[EXTRACTED INFORMATION start]

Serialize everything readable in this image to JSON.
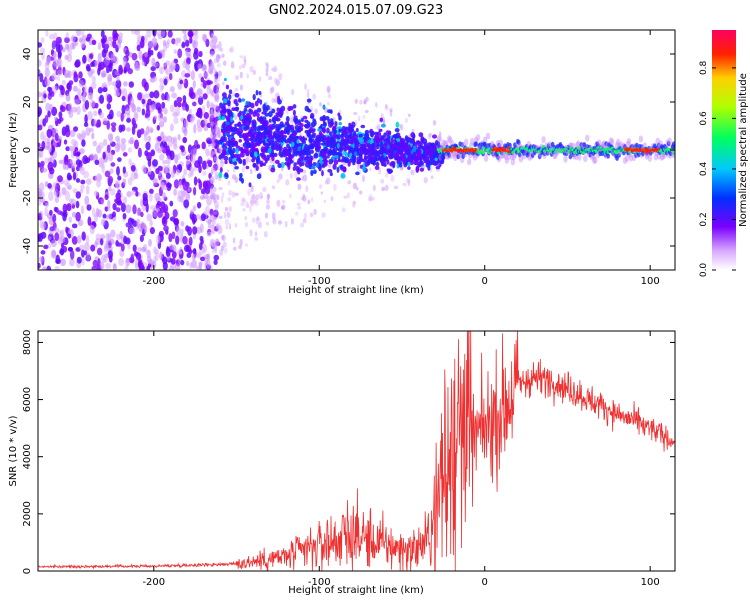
{
  "title": "GN02.2024.015.07.09.G23",
  "colors": {
    "snr_line": "#ee3030",
    "frame": "#000000",
    "background": "#ffffff"
  },
  "chart_data": [
    {
      "type": "heatmap",
      "xlabel": "Height of straight line (km)",
      "ylabel": "Frequency (Hz)",
      "xlim": [
        -270,
        115
      ],
      "ylim": [
        -50,
        50
      ],
      "x_ticks": [
        "-200",
        "-100",
        "0",
        "100"
      ],
      "y_ticks": [
        "-40",
        "-20",
        "0",
        "20",
        "40"
      ],
      "colorbar": {
        "label": "Normalized spectral amplitude",
        "range": [
          0,
          0.95
        ],
        "ticks": [
          "0.0",
          "0.2",
          "0.4",
          "0.6",
          "0.8"
        ],
        "colormap": "rainbow (white-violet-blue-cyan-green-yellow-red-magenta)"
      },
      "description_regions": [
        {
          "x_range": [
            -270,
            -160
          ],
          "freq_spread": 50,
          "amplitude": 0.1
        },
        {
          "x_range": [
            -160,
            -25
          ],
          "freq_spread_start": 20,
          "freq_spread_end": 5,
          "amplitude": 0.25
        },
        {
          "x_range": [
            -25,
            115
          ],
          "freq_spread": 2,
          "amplitude": 0.55
        }
      ],
      "peak_amplitude_segments": [
        [
          -25,
          -5
        ],
        [
          5,
          15
        ],
        [
          85,
          105
        ]
      ]
    },
    {
      "type": "line",
      "xlabel": "Height of straight line (km)",
      "ylabel": "SNR (10 * v/v)",
      "xlim": [
        -270,
        115
      ],
      "ylim": [
        0,
        8400
      ],
      "x_ticks": [
        "-200",
        "-100",
        "0",
        "100"
      ],
      "y_ticks": [
        "0",
        "2000",
        "4000",
        "6000",
        "8000"
      ],
      "x": [
        -270,
        -200,
        -150,
        -120,
        -100,
        -80,
        -60,
        -45,
        -35,
        -28,
        -22,
        -15,
        -10,
        0,
        10,
        20,
        30,
        40,
        60,
        80,
        100,
        115
      ],
      "values": [
        150,
        170,
        250,
        500,
        900,
        1300,
        900,
        700,
        1000,
        2500,
        3500,
        4000,
        4400,
        5000,
        5600,
        6500,
        6800,
        6700,
        6100,
        5500,
        5000,
        4500
      ]
    }
  ]
}
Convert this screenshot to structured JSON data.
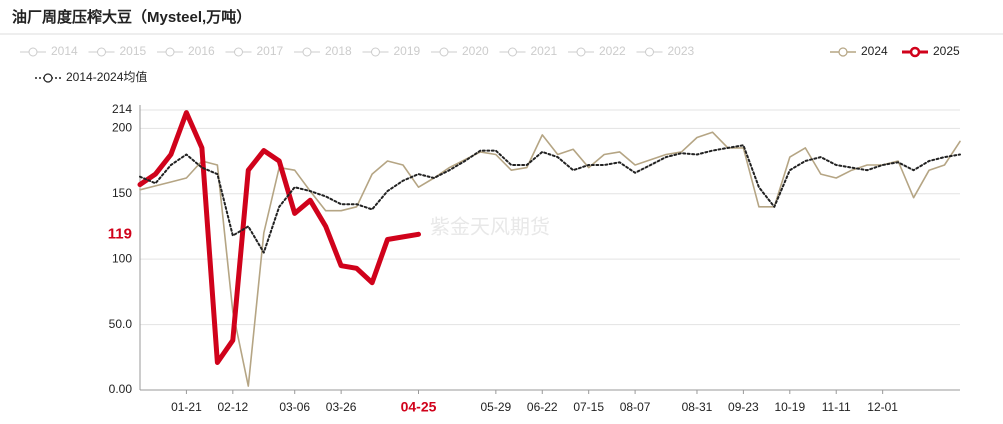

[EXTRACTED INFORMATION end]

DIRECTION: Give back the whole listing as it stands, minus its pictures.

SOLUTION TO THE EXERCISE:
Serialize everything readable in this image to JSON.
{
  "title": "GN02.2024.015.07.09.G23",
  "colors": {
    "snr_line": "#ee3030",
    "frame": "#000000",
    "background": "#ffffff"
  },
  "chart_data": [
    {
      "type": "heatmap",
      "xlabel": "Height of straight line (km)",
      "ylabel": "Frequency (Hz)",
      "xlim": [
        -270,
        115
      ],
      "ylim": [
        -50,
        50
      ],
      "x_ticks": [
        "-200",
        "-100",
        "0",
        "100"
      ],
      "y_ticks": [
        "-40",
        "-20",
        "0",
        "20",
        "40"
      ],
      "colorbar": {
        "label": "Normalized spectral amplitude",
        "range": [
          0,
          0.95
        ],
        "ticks": [
          "0.0",
          "0.2",
          "0.4",
          "0.6",
          "0.8"
        ],
        "colormap": "rainbow (white-violet-blue-cyan-green-yellow-red-magenta)"
      },
      "description_regions": [
        {
          "x_range": [
            -270,
            -160
          ],
          "freq_spread": 50,
          "amplitude": 0.1
        },
        {
          "x_range": [
            -160,
            -25
          ],
          "freq_spread_start": 20,
          "freq_spread_end": 5,
          "amplitude": 0.25
        },
        {
          "x_range": [
            -25,
            115
          ],
          "freq_spread": 2,
          "amplitude": 0.55
        }
      ],
      "peak_amplitude_segments": [
        [
          -25,
          -5
        ],
        [
          5,
          15
        ],
        [
          85,
          105
        ]
      ]
    },
    {
      "type": "line",
      "xlabel": "Height of straight line (km)",
      "ylabel": "SNR (10 * v/v)",
      "xlim": [
        -270,
        115
      ],
      "ylim": [
        0,
        8400
      ],
      "x_ticks": [
        "-200",
        "-100",
        "0",
        "100"
      ],
      "y_ticks": [
        "0",
        "2000",
        "4000",
        "6000",
        "8000"
      ],
      "x": [
        -270,
        -200,
        -150,
        -120,
        -100,
        -80,
        -60,
        -45,
        -35,
        -28,
        -22,
        -15,
        -10,
        0,
        10,
        20,
        30,
        40,
        60,
        80,
        100,
        115
      ],
      "values": [
        150,
        170,
        250,
        500,
        900,
        1300,
        900,
        700,
        1000,
        2500,
        3500,
        4000,
        4400,
        5000,
        5600,
        6500,
        6800,
        6700,
        6100,
        5500,
        5000,
        4500
      ]
    }
  ]
}
Convert this screenshot to structured JSON data.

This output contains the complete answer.